**Data lines:**
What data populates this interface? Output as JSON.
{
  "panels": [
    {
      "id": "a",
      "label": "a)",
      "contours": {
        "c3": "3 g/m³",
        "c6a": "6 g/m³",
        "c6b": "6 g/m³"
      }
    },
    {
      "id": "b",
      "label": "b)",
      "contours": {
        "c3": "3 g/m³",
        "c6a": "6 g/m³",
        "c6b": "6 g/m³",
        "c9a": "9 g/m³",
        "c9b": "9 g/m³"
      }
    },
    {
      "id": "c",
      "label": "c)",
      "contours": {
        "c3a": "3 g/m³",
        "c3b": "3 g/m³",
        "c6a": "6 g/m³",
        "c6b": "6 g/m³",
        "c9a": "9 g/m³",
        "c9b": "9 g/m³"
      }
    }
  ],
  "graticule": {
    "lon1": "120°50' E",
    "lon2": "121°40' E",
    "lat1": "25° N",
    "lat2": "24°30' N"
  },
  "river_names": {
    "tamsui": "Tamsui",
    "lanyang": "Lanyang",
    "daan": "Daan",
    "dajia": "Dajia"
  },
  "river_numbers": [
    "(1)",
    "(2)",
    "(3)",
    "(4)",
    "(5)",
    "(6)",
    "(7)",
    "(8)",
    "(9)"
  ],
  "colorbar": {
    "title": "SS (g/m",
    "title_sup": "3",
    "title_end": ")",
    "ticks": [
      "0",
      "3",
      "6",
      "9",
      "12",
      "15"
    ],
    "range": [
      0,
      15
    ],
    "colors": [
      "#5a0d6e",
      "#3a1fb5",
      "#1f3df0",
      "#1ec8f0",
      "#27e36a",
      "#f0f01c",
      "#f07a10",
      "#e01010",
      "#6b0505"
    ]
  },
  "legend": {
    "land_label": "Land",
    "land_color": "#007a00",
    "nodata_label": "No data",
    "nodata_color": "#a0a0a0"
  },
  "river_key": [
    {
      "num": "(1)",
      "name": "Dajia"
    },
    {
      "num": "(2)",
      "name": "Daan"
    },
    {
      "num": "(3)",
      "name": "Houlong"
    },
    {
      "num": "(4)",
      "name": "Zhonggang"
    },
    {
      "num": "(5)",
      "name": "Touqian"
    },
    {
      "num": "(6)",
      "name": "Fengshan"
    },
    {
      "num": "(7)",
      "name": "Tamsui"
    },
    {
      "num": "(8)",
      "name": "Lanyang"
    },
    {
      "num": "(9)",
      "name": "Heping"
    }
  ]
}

**Exercise prompt:**
Reproduce all the data word for word.

**Solution to this exercise:**
What data populates this interface? Output as JSON.
{
  "panels": [
    {
      "id": "a",
      "label": "a)",
      "contours": {
        "c3": "3 g/m³",
        "c6a": "6 g/m³",
        "c6b": "6 g/m³"
      }
    },
    {
      "id": "b",
      "label": "b)",
      "contours": {
        "c3": "3 g/m³",
        "c6a": "6 g/m³",
        "c6b": "6 g/m³",
        "c9a": "9 g/m³",
        "c9b": "9 g/m³"
      }
    },
    {
      "id": "c",
      "label": "c)",
      "contours": {
        "c3a": "3 g/m³",
        "c3b": "3 g/m³",
        "c6a": "6 g/m³",
        "c6b": "6 g/m³",
        "c9a": "9 g/m³",
        "c9b": "9 g/m³"
      }
    }
  ],
  "graticule": {
    "lon1": "120°50' E",
    "lon2": "121°40' E",
    "lat1": "25° N",
    "lat2": "24°30' N"
  },
  "river_names": {
    "tamsui": "Tamsui",
    "lanyang": "Lanyang",
    "daan": "Daan",
    "dajia": "Dajia"
  },
  "river_numbers": [
    "(1)",
    "(2)",
    "(3)",
    "(4)",
    "(5)",
    "(6)",
    "(7)",
    "(8)",
    "(9)"
  ],
  "colorbar": {
    "title": "SS (g/m",
    "title_sup": "3",
    "title_end": ")",
    "ticks": [
      "0",
      "3",
      "6",
      "9",
      "12",
      "15"
    ],
    "range": [
      0,
      15
    ],
    "colors": [
      "#5a0d6e",
      "#3a1fb5",
      "#1f3df0",
      "#1ec8f0",
      "#27e36a",
      "#f0f01c",
      "#f07a10",
      "#e01010",
      "#6b0505"
    ]
  },
  "legend": {
    "land_label": "Land",
    "land_color": "#007a00",
    "nodata_label": "No data",
    "nodata_color": "#a0a0a0"
  },
  "river_key": [
    {
      "num": "(1)",
      "name": "Dajia"
    },
    {
      "num": "(2)",
      "name": "Daan"
    },
    {
      "num": "(3)",
      "name": "Houlong"
    },
    {
      "num": "(4)",
      "name": "Zhonggang"
    },
    {
      "num": "(5)",
      "name": "Touqian"
    },
    {
      "num": "(6)",
      "name": "Fengshan"
    },
    {
      "num": "(7)",
      "name": "Tamsui"
    },
    {
      "num": "(8)",
      "name": "Lanyang"
    },
    {
      "num": "(9)",
      "name": "Heping"
    }
  ]
}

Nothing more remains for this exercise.